__JOB__: Please give the listing again in its entirety, exactly as written.

-------------------------

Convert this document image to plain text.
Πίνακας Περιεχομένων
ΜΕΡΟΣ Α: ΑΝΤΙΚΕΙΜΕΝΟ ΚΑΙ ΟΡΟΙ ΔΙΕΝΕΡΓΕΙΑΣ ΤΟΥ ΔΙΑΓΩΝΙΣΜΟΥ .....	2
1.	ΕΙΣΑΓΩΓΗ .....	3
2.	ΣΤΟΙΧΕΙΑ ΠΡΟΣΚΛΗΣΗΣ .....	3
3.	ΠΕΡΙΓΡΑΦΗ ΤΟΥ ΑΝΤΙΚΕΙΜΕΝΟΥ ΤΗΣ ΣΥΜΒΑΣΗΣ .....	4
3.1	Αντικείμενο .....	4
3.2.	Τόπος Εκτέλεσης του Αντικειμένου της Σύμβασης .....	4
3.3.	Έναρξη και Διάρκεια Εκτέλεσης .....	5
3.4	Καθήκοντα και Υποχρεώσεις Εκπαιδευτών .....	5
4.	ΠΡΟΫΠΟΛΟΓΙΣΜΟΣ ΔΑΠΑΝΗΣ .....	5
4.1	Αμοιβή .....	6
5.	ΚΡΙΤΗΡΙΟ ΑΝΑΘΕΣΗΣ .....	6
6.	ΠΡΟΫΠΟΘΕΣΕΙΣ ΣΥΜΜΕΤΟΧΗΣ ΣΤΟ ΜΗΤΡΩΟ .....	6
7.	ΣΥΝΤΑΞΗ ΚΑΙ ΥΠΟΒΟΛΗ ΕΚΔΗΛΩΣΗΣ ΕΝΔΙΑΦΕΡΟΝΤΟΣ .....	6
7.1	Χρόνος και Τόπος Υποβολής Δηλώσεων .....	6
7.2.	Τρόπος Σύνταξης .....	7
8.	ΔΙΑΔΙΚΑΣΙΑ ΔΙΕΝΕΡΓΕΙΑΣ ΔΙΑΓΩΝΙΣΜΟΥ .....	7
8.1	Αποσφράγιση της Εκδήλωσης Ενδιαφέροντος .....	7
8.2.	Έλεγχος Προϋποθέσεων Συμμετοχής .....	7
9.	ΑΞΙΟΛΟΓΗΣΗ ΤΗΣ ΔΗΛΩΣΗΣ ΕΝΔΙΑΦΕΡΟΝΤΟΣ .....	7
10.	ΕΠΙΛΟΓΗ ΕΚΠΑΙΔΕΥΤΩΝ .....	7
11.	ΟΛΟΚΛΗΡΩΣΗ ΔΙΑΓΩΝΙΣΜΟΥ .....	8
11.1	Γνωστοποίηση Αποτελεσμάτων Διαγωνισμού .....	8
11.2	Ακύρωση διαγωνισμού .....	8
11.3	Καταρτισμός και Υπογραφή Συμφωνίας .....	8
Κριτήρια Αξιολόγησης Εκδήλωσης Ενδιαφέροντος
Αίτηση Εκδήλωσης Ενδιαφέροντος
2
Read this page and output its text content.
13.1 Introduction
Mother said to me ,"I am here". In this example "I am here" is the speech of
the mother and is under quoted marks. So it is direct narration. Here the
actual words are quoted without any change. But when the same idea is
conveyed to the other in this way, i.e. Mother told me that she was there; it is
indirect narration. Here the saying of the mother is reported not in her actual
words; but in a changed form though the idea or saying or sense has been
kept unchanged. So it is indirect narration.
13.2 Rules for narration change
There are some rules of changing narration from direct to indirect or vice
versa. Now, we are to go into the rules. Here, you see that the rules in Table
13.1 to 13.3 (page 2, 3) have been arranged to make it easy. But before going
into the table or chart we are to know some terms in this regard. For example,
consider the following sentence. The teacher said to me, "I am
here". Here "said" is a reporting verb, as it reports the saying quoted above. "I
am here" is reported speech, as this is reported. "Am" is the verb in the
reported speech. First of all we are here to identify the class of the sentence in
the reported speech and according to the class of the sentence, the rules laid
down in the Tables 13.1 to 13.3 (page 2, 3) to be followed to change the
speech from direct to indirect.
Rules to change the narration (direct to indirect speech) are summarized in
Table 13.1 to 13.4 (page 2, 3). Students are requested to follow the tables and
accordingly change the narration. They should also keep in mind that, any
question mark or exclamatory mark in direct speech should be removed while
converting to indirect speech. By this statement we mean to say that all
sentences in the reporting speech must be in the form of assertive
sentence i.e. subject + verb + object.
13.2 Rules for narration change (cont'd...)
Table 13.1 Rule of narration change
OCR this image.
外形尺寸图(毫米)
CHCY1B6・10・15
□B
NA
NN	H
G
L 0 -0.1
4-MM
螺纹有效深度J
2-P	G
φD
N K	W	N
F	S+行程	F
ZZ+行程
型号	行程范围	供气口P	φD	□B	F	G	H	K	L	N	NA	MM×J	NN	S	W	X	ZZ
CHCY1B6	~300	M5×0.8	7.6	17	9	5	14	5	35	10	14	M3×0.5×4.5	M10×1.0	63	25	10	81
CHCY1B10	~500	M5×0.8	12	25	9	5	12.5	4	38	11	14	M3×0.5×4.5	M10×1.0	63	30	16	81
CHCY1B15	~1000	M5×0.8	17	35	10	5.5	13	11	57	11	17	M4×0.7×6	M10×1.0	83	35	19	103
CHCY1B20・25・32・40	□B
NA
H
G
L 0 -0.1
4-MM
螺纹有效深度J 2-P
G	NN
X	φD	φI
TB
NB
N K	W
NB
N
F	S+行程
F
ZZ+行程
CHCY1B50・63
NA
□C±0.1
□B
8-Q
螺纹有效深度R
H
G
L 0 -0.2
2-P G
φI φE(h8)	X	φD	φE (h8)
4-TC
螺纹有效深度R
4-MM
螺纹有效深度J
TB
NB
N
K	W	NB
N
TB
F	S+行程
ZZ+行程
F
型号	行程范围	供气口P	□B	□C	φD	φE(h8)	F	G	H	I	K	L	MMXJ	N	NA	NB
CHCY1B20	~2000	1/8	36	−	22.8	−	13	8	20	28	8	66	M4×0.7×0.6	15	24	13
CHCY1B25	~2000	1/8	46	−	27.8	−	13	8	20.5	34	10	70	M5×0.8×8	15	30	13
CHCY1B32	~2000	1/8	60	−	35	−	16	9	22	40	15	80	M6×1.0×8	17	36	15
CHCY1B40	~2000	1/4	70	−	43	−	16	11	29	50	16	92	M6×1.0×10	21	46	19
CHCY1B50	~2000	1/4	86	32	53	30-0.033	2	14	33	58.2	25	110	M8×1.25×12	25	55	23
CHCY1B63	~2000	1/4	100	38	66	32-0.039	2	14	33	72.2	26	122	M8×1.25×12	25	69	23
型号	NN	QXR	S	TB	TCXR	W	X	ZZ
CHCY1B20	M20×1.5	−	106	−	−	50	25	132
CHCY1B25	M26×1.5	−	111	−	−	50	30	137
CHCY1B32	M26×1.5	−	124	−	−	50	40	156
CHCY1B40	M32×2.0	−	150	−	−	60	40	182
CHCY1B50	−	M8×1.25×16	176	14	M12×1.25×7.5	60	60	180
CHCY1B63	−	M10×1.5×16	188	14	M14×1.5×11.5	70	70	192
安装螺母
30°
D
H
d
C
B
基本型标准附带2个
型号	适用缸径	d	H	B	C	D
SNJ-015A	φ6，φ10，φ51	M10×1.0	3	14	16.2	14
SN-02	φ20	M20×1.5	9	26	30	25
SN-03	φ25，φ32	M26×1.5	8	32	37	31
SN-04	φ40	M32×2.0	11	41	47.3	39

-------------------------

__THE OUTPUT__:
Convert this document image to plain text.
Πίνακας Περιεχομένων
ΜΕΡΟΣ Α: ΑΝΤΙΚΕΙΜΕΝΟ ΚΑΙ ΟΡΟΙ ΔΙΕΝΕΡΓΕΙΑΣ ΤΟΥ ΔΙΑΓΩΝΙΣΜΟΥ .....	2
1.	ΕΙΣΑΓΩΓΗ .....	3
2.	ΣΤΟΙΧΕΙΑ ΠΡΟΣΚΛΗΣΗΣ .....	3
3.	ΠΕΡΙΓΡΑΦΗ ΤΟΥ ΑΝΤΙΚΕΙΜΕΝΟΥ ΤΗΣ ΣΥΜΒΑΣΗΣ .....	4
3.1	Αντικείμενο .....	4
3.2.	Τόπος Εκτέλεσης του Αντικειμένου της Σύμβασης .....	4
3.3.	Έναρξη και Διάρκεια Εκτέλεσης .....	5
3.4	Καθήκοντα και Υποχρεώσεις Εκπαιδευτών .....	5
4.	ΠΡΟΫΠΟΛΟΓΙΣΜΟΣ ΔΑΠΑΝΗΣ .....	5
4.1	Αμοιβή .....	6
5.	ΚΡΙΤΗΡΙΟ ΑΝΑΘΕΣΗΣ .....	6
6.	ΠΡΟΫΠΟΘΕΣΕΙΣ ΣΥΜΜΕΤΟΧΗΣ ΣΤΟ ΜΗΤΡΩΟ .....	6
7.	ΣΥΝΤΑΞΗ ΚΑΙ ΥΠΟΒΟΛΗ ΕΚΔΗΛΩΣΗΣ ΕΝΔΙΑΦΕΡΟΝΤΟΣ .....	6
7.1	Χρόνος και Τόπος Υποβολής Δηλώσεων .....	6
7.2.	Τρόπος Σύνταξης .....	7
8.	ΔΙΑΔΙΚΑΣΙΑ ΔΙΕΝΕΡΓΕΙΑΣ ΔΙΑΓΩΝΙΣΜΟΥ .....	7
8.1	Αποσφράγιση της Εκδήλωσης Ενδιαφέροντος .....	7
8.2.	Έλεγχος Προϋποθέσεων Συμμετοχής .....	7
9.	ΑΞΙΟΛΟΓΗΣΗ ΤΗΣ ΔΗΛΩΣΗΣ ΕΝΔΙΑΦΕΡΟΝΤΟΣ .....	7
10.	ΕΠΙΛΟΓΗ ΕΚΠΑΙΔΕΥΤΩΝ .....	7
11.	ΟΛΟΚΛΗΡΩΣΗ ΔΙΑΓΩΝΙΣΜΟΥ .....	8
11.1	Γνωστοποίηση Αποτελεσμάτων Διαγωνισμού .....	8
11.2	Ακύρωση διαγωνισμού .....	8
11.3	Καταρτισμός και Υπογραφή Συμφωνίας .....	8
Κριτήρια Αξιολόγησης Εκδήλωσης Ενδιαφέροντος
Αίτηση Εκδήλωσης Ενδιαφέροντος
2
Read this page and output its text content.
13.1 Introduction
Mother said to me ,"I am here". In this example "I am here" is the speech of
the mother and is under quoted marks. So it is direct narration. Here the
actual words are quoted without any change. But when the same idea is
conveyed to the other in this way, i.e. Mother told me that she was there; it is
indirect narration. Here the saying of the mother is reported not in her actual
words; but in a changed form though the idea or saying or sense has been
kept unchanged. So it is indirect narration.
13.2 Rules for narration change
There are some rules of changing narration from direct to indirect or vice
versa. Now, we are to go into the rules. Here, you see that the rules in Table
13.1 to 13.3 (page 2, 3) have been arranged to make it easy. But before going
into the table or chart we are to know some terms in this regard. For example,
consider the following sentence. The teacher said to me, "I am
here". Here "said" is a reporting verb, as it reports the saying quoted above. "I
am here" is reported speech, as this is reported. "Am" is the verb in the
reported speech. First of all we are here to identify the class of the sentence in
the reported speech and according to the class of the sentence, the rules laid
down in the Tables 13.1 to 13.3 (page 2, 3) to be followed to change the
speech from direct to indirect.
Rules to change the narration (direct to indirect speech) are summarized in
Table 13.1 to 13.4 (page 2, 3). Students are requested to follow the tables and
accordingly change the narration. They should also keep in mind that, any
question mark or exclamatory mark in direct speech should be removed while
converting to indirect speech. By this statement we mean to say that all
sentences in the reporting speech must be in the form of assertive
sentence i.e. subject + verb + object.
13.2 Rules for narration change (cont'd...)
Table 13.1 Rule of narration change
OCR this image.
外形尺寸图(毫米)
CHCY1B6・10・15
□B
NA
NN	H
G
L 0 -0.1
4-MM
螺纹有效深度J
2-P	G
φD
N K	W	N
F	S+行程	F
ZZ+行程
型号	行程范围	供气口P	φD	□B	F	G	H	K	L	N	NA	MM×J	NN	S	W	X	ZZ
CHCY1B6	~300	M5×0.8	7.6	17	9	5	14	5	35	10	14	M3×0.5×4.5	M10×1.0	63	25	10	81
CHCY1B10	~500	M5×0.8	12	25	9	5	12.5	4	38	11	14	M3×0.5×4.5	M10×1.0	63	30	16	81
CHCY1B15	~1000	M5×0.8	17	35	10	5.5	13	11	57	11	17	M4×0.7×6	M10×1.0	83	35	19	103
CHCY1B20・25・32・40	□B
NA
H
G
L 0 -0.1
4-MM
螺纹有效深度J 2-P
G	NN
X	φD	φI
TB
NB
N K	W
NB
N
F	S+行程
F
ZZ+行程
CHCY1B50・63
NA
□C±0.1
□B
8-Q
螺纹有效深度R
H
G
L 0 -0.2
2-P G
φI φE(h8)	X	φD	φE (h8)
4-TC
螺纹有效深度R
4-MM
螺纹有效深度J
TB
NB
N
K	W	NB
N
TB
F	S+行程
ZZ+行程
F
型号	行程范围	供气口P	□B	□C	φD	φE(h8)	F	G	H	I	K	L	MMXJ	N	NA	NB
CHCY1B20	~2000	1/8	36	−	22.8	−	13	8	20	28	8	66	M4×0.7×0.6	15	24	13
CHCY1B25	~2000	1/8	46	−	27.8	−	13	8	20.5	34	10	70	M5×0.8×8	15	30	13
CHCY1B32	~2000	1/8	60	−	35	−	16	9	22	40	15	80	M6×1.0×8	17	36	15
CHCY1B40	~2000	1/4	70	−	43	−	16	11	29	50	16	92	M6×1.0×10	21	46	19
CHCY1B50	~2000	1/4	86	32	53	30-0.033	2	14	33	58.2	25	110	M8×1.25×12	25	55	23
CHCY1B63	~2000	1/4	100	38	66	32-0.039	2	14	33	72.2	26	122	M8×1.25×12	25	69	23
型号	NN	QXR	S	TB	TCXR	W	X	ZZ
CHCY1B20	M20×1.5	−	106	−	−	50	25	132
CHCY1B25	M26×1.5	−	111	−	−	50	30	137
CHCY1B32	M26×1.5	−	124	−	−	50	40	156
CHCY1B40	M32×2.0	−	150	−	−	60	40	182
CHCY1B50	−	M8×1.25×16	176	14	M12×1.25×7.5	60	60	180
CHCY1B63	−	M10×1.5×16	188	14	M14×1.5×11.5	70	70	192
安装螺母
30°
D
H
d
C
B
基本型标准附带2个
型号	适用缸径	d	H	B	C	D
SNJ-015A	φ6，φ10，φ51	M10×1.0	3	14	16.2	14
SN-02	φ20	M20×1.5	9	26	30	25
SN-03	φ25，φ32	M26×1.5	8	32	37	31
SN-04	φ40	M32×2.0	11	41	47.3	39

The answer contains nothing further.